*Problem requirements:*
Which lines in the records below contain the word "JSON"? Copy each of them.

Dataset records on visual material
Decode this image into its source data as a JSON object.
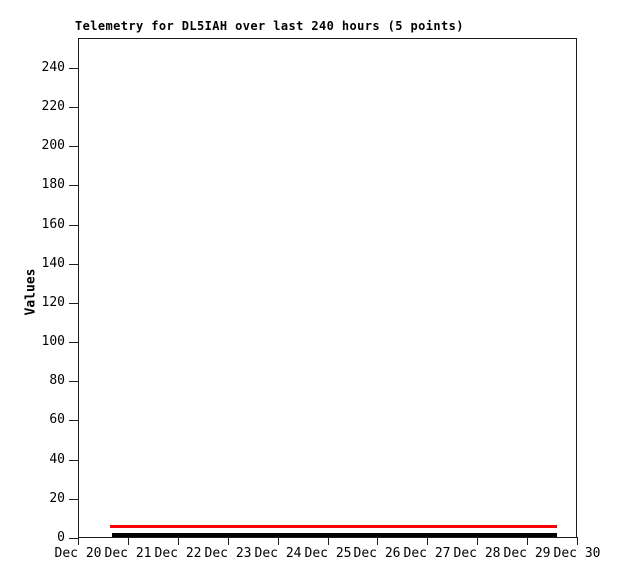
{
  "chart_data": {
    "type": "line",
    "title": "Telemetry for DL5IAH over last 240 hours (5 points)",
    "ylabel": "Values",
    "xlabel": "",
    "points": 5,
    "grid": false,
    "legend": "none",
    "ylim": [
      0,
      255.3
    ],
    "yticks": [
      0,
      20,
      40,
      60,
      80,
      100,
      120,
      140,
      160,
      180,
      200,
      220,
      240
    ],
    "x_axis": {
      "tick_labels": [
        "Dec 20",
        "Dec 21",
        "Dec 22",
        "Dec 23",
        "Dec 24",
        "Dec 25",
        "Dec 26",
        "Dec 27",
        "Dec 28",
        "Dec 29",
        "Dec 30"
      ],
      "range_days": [
        0,
        10
      ]
    },
    "series": [
      {
        "name": "telemetry-red",
        "color": "#ff0000",
        "shape": "flat-line",
        "value": 6,
        "start_day": 0.64,
        "end_day": 9.6,
        "thickness_px": 3
      },
      {
        "name": "telemetry-black",
        "color": "#000000",
        "shape": "flat-line",
        "value": 1.5,
        "start_day": 0.68,
        "end_day": 9.6,
        "thickness_px": 4
      }
    ],
    "colors": {
      "axis": "#1c1c1c",
      "text": "#000000",
      "background": "#ffffff",
      "line_red": "#ff0000",
      "line_black": "#000000"
    }
  }
}
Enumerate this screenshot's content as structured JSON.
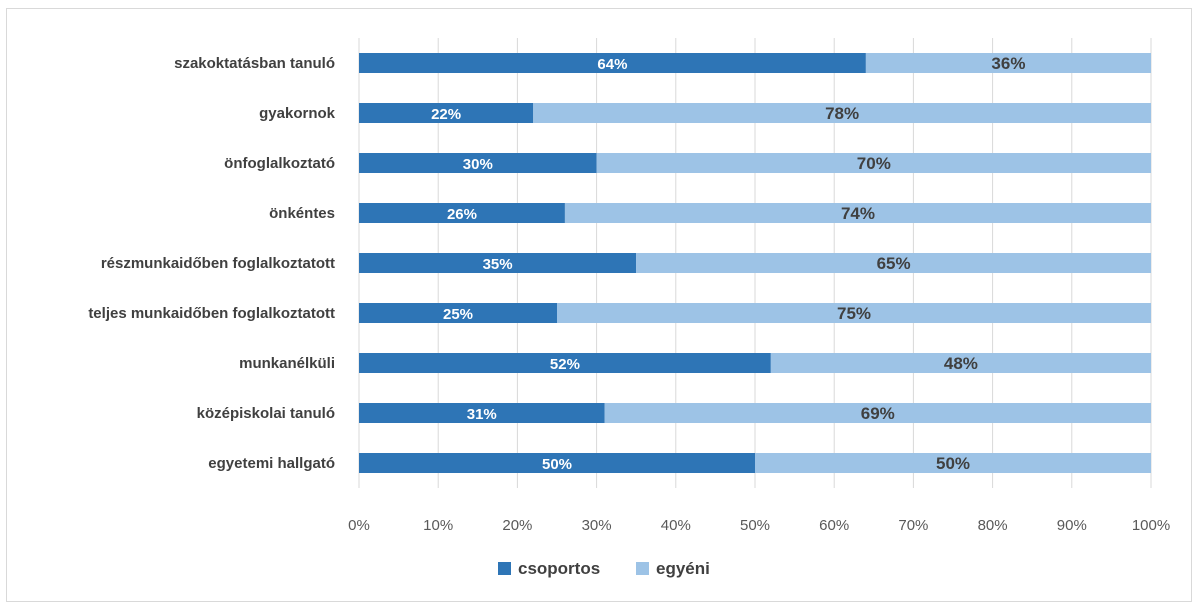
{
  "chart_data": {
    "type": "bar",
    "orientation": "horizontal",
    "stacked": true,
    "categories": [
      "szakoktatásban tanuló",
      "gyakornok",
      "önfoglalkoztató",
      "önkéntes",
      "részmunkaidőben foglalkoztatott",
      "teljes munkaidőben foglalkoztatott",
      "munkanélküli",
      "középiskolai tanuló",
      "egyetemi hallgató"
    ],
    "series": [
      {
        "name": "csoportos",
        "color": "#2e75b6",
        "values": [
          64,
          22,
          30,
          26,
          35,
          25,
          52,
          31,
          50
        ]
      },
      {
        "name": "egyéni",
        "color": "#9dc3e6",
        "values": [
          36,
          78,
          70,
          74,
          65,
          75,
          48,
          69,
          50
        ]
      }
    ],
    "xlim": [
      0,
      100
    ],
    "x_ticks": [
      "0%",
      "10%",
      "20%",
      "30%",
      "40%",
      "50%",
      "60%",
      "70%",
      "80%",
      "90%",
      "100%"
    ],
    "value_suffix": "%",
    "grid": true,
    "legend_position": "bottom"
  }
}
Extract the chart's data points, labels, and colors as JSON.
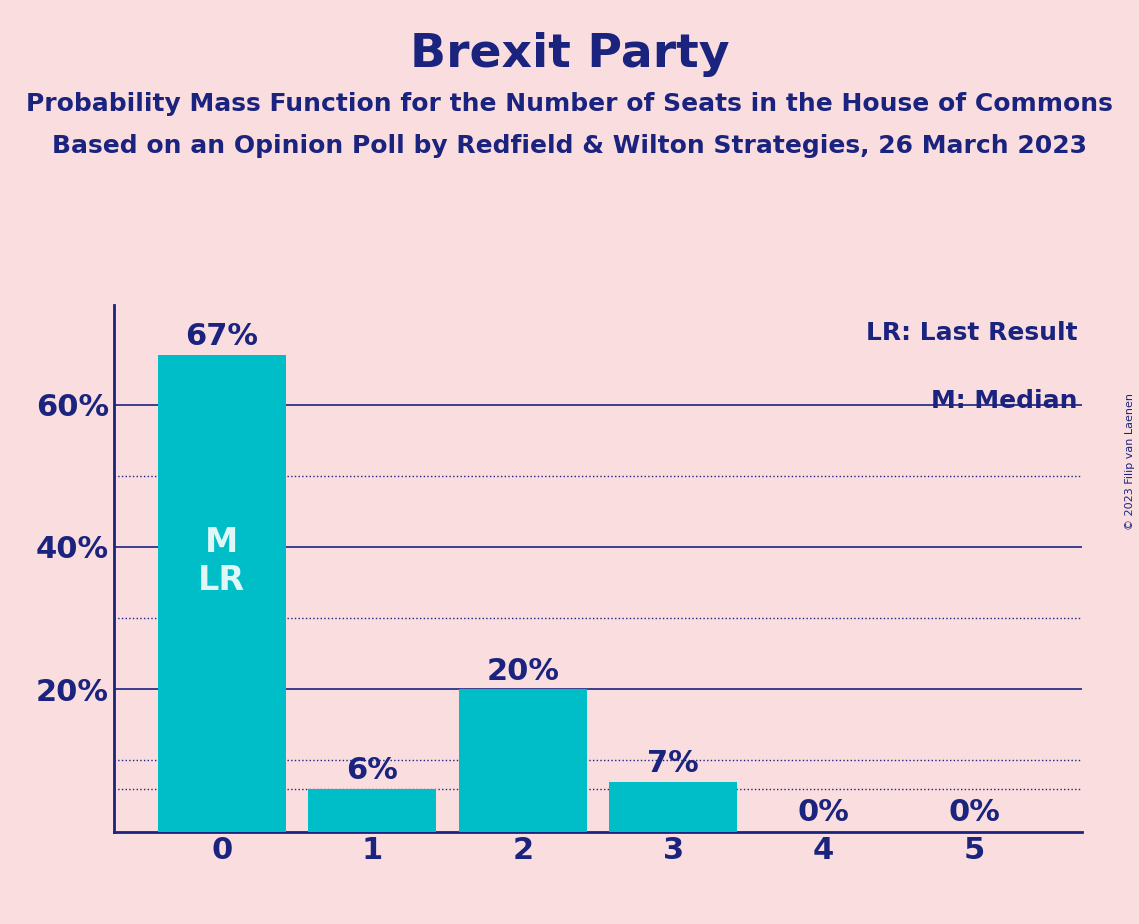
{
  "title": "Brexit Party",
  "subtitle1": "Probability Mass Function for the Number of Seats in the House of Commons",
  "subtitle2": "Based on an Opinion Poll by Redfield & Wilton Strategies, 26 March 2023",
  "copyright": "© 2023 Filip van Laenen",
  "categories": [
    0,
    1,
    2,
    3,
    4,
    5
  ],
  "values": [
    0.67,
    0.06,
    0.2,
    0.07,
    0.0,
    0.0
  ],
  "value_labels": [
    "67%",
    "6%",
    "20%",
    "7%",
    "0%",
    "0%"
  ],
  "bar_color": "#00BEC8",
  "background_color": "#FADDDF",
  "text_color": "#1a237e",
  "title_fontsize": 34,
  "subtitle_fontsize": 18,
  "tick_fontsize": 22,
  "bar_label_fontsize": 22,
  "legend_fontsize": 18,
  "bar_text": [
    "M\nLR",
    "",
    "",
    "",
    "",
    ""
  ],
  "bar_text_color": "#e0f7f7",
  "solid_gridlines": [
    0.2,
    0.4,
    0.6
  ],
  "dotted_gridlines": [
    0.06,
    0.1,
    0.3,
    0.5
  ],
  "ylim": [
    0,
    0.74
  ],
  "yticks": [
    0.0,
    0.2,
    0.4,
    0.6
  ],
  "ytick_labels": [
    "",
    "20%",
    "40%",
    "60%"
  ],
  "legend_text1": "LR: Last Result",
  "legend_text2": "M: Median"
}
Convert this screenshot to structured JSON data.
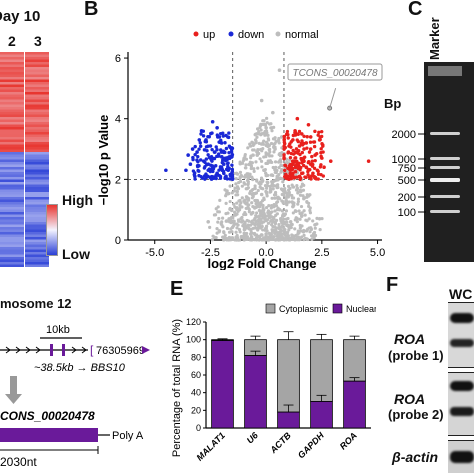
{
  "panels": {
    "b": "B",
    "c": "C",
    "e": "E",
    "f": "F"
  },
  "heatmap": {
    "day_label": "Day 10",
    "columns": [
      "2",
      "3"
    ],
    "legend_high": "High",
    "legend_low": "Low",
    "colors": {
      "high": "#e8352f",
      "low": "#2a3fd6",
      "mid": "#f3f3ff"
    }
  },
  "chart_data": [
    {
      "type": "scatter",
      "panel": "B",
      "xlabel": "log2 Fold Change",
      "ylabel": "−log10 p Value",
      "xlim": [
        -6.2,
        5.2
      ],
      "ylim": [
        0,
        6.2
      ],
      "xticks": [
        "-5.0",
        "-2.5",
        "0.0",
        "2.5",
        "5.0"
      ],
      "yticks": [
        "0",
        "2",
        "4",
        "6"
      ],
      "thresholds": {
        "fc": [
          -1.5,
          0.8
        ],
        "p": 2
      },
      "legend": [
        "up",
        "down",
        "normal"
      ],
      "legend_placement": "top",
      "colors": {
        "up": "#e8201d",
        "down": "#1a28d6",
        "normal": "#bdbdbd"
      },
      "annotation": {
        "label": "TCONS_00020478",
        "x": 2.85,
        "y": 4.35
      },
      "series": [
        {
          "name": "up",
          "points": [
            [
              1.2,
              2.6
            ],
            [
              1.5,
              3.1
            ],
            [
              1.8,
              2.4
            ],
            [
              2.0,
              3.4
            ],
            [
              1.3,
              3.6
            ],
            [
              1.6,
              2.2
            ],
            [
              2.2,
              2.8
            ],
            [
              1.9,
              3.8
            ],
            [
              1.1,
              2.3
            ],
            [
              2.5,
              2.7
            ],
            [
              1.4,
              4.0
            ],
            [
              2.1,
              2.2
            ],
            [
              1.7,
              3.0
            ],
            [
              2.4,
              3.3
            ],
            [
              1.0,
              2.9
            ],
            [
              1.2,
              3.3
            ],
            [
              2.0,
              2.5
            ],
            [
              1.5,
              2.1
            ],
            [
              2.3,
              2.3
            ],
            [
              1.8,
              3.2
            ],
            [
              1.3,
              2.7
            ],
            [
              2.6,
              2.4
            ],
            [
              1.6,
              3.5
            ],
            [
              2.9,
              2.6
            ],
            [
              1.1,
              2.1
            ],
            [
              4.6,
              2.6
            ],
            [
              1.4,
              2.5
            ],
            [
              2.0,
              3.0
            ],
            [
              1.7,
              2.6
            ],
            [
              1.2,
              2.2
            ]
          ]
        },
        {
          "name": "down",
          "points": [
            [
              -2.0,
              2.4
            ],
            [
              -2.3,
              2.9
            ],
            [
              -2.6,
              2.3
            ],
            [
              -3.0,
              3.3
            ],
            [
              -2.1,
              3.4
            ],
            [
              -2.8,
              2.6
            ],
            [
              -1.9,
              2.2
            ],
            [
              -3.4,
              2.5
            ],
            [
              -2.5,
              3.1
            ],
            [
              -3.2,
              2.1
            ],
            [
              -2.2,
              3.7
            ],
            [
              -1.8,
              2.7
            ],
            [
              -2.7,
              2.1
            ],
            [
              -3.1,
              2.9
            ],
            [
              -2.4,
              2.4
            ],
            [
              -2.9,
              3.6
            ],
            [
              -3.6,
              2.3
            ],
            [
              -2.0,
              2.9
            ],
            [
              -1.7,
              2.3
            ],
            [
              -2.5,
              2.7
            ],
            [
              -3.3,
              3.0
            ],
            [
              -2.2,
              2.2
            ],
            [
              -2.7,
              3.3
            ],
            [
              -2.0,
              3.2
            ],
            [
              -1.9,
              2.5
            ],
            [
              -4.5,
              2.3
            ],
            [
              -3.5,
              2.8
            ],
            [
              -2.4,
              3.9
            ],
            [
              -1.8,
              2.1
            ],
            [
              -2.6,
              2.5
            ]
          ]
        },
        {
          "name": "normal",
          "points": [
            [
              0.0,
              0.2
            ],
            [
              0.3,
              0.6
            ],
            [
              -0.3,
              0.5
            ],
            [
              0.6,
              1.0
            ],
            [
              -0.6,
              0.9
            ],
            [
              0.9,
              1.3
            ],
            [
              -0.9,
              1.2
            ],
            [
              0.2,
              1.6
            ],
            [
              -0.2,
              1.5
            ],
            [
              0.5,
              1.8
            ],
            [
              -0.5,
              1.7
            ],
            [
              0.1,
              2.6
            ],
            [
              -0.1,
              2.3
            ],
            [
              0.4,
              3.0
            ],
            [
              -0.4,
              2.8
            ],
            [
              0.7,
              3.4
            ],
            [
              -0.7,
              3.1
            ],
            [
              0.0,
              3.7
            ],
            [
              1.2,
              1.1
            ],
            [
              -1.2,
              1.0
            ],
            [
              1.6,
              0.8
            ],
            [
              -1.6,
              0.7
            ],
            [
              2.0,
              0.4
            ],
            [
              -2.1,
              0.3
            ],
            [
              0.8,
              0.3
            ],
            [
              -0.8,
              0.4
            ],
            [
              0.3,
              4.2
            ],
            [
              -0.2,
              4.6
            ],
            [
              0.6,
              5.6
            ],
            [
              1.1,
              0.6
            ],
            [
              -1.1,
              0.6
            ],
            [
              0.2,
              0.9
            ],
            [
              -0.3,
              1.1
            ],
            [
              0.5,
              2.1
            ],
            [
              -0.6,
              2.0
            ],
            [
              2.4,
              0.7
            ],
            [
              -2.6,
              0.6
            ],
            [
              1.4,
              1.7
            ],
            [
              -1.3,
              1.6
            ]
          ]
        }
      ]
    },
    {
      "type": "bar",
      "panel": "E",
      "ylabel": "Percentage of total RNA (%)",
      "ylim": [
        0,
        120
      ],
      "yticks": [
        "0",
        "20",
        "40",
        "60",
        "80",
        "100",
        "120"
      ],
      "categories": [
        "MALAT1",
        "U6",
        "ACTB",
        "GAPDH",
        "ROA"
      ],
      "legend": [
        "Cytoplasmic",
        "Nuclear"
      ],
      "series": [
        {
          "name": "Nuclear",
          "values": [
            99,
            82,
            18,
            30,
            53
          ],
          "err": [
            1,
            5,
            8,
            7,
            4
          ]
        },
        {
          "name": "Cytoplasmic",
          "values": [
            1,
            18,
            82,
            70,
            47
          ],
          "err": [
            1,
            4,
            9,
            6,
            4
          ]
        }
      ],
      "colors": {
        "Nuclear": "#6a1a9a",
        "Cytoplasmic": "#a5a5a5"
      }
    }
  ],
  "gel": {
    "lane_label": "Marker",
    "bp_label": "Bp",
    "ladder": [
      "2000",
      "1000",
      "750",
      "500",
      "200",
      "100"
    ]
  },
  "gene": {
    "chrom_label": "mosome 12",
    "scale_label": "10kb",
    "coord_label": "76305969",
    "distance_label": "~38.5kb → BBS10",
    "transcript_label": "CONS_00020478",
    "polya_label": "Poly A",
    "length_label": "2030nt"
  },
  "blot": {
    "header": "WC",
    "rows": [
      {
        "gene": "ROA",
        "probe": "(probe 1)"
      },
      {
        "gene": "ROA",
        "probe": "(probe 2)"
      },
      {
        "gene": "β-actin",
        "probe": ""
      }
    ]
  }
}
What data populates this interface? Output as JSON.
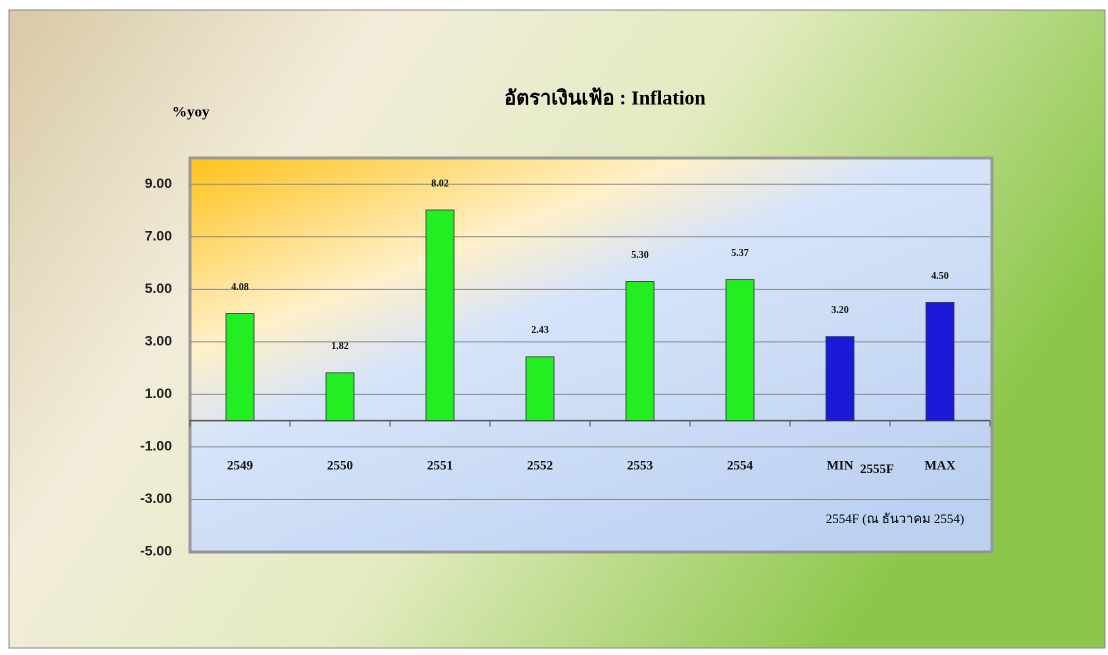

*Response to the task:*
Decode this image into its source data as a JSON object.
Enumerate this screenshot's content as structured JSON.
Extract the chart's data points, labels, and colors as JSON.
Convert this screenshot to structured JSON data.
What data populates this interface? Output as JSON.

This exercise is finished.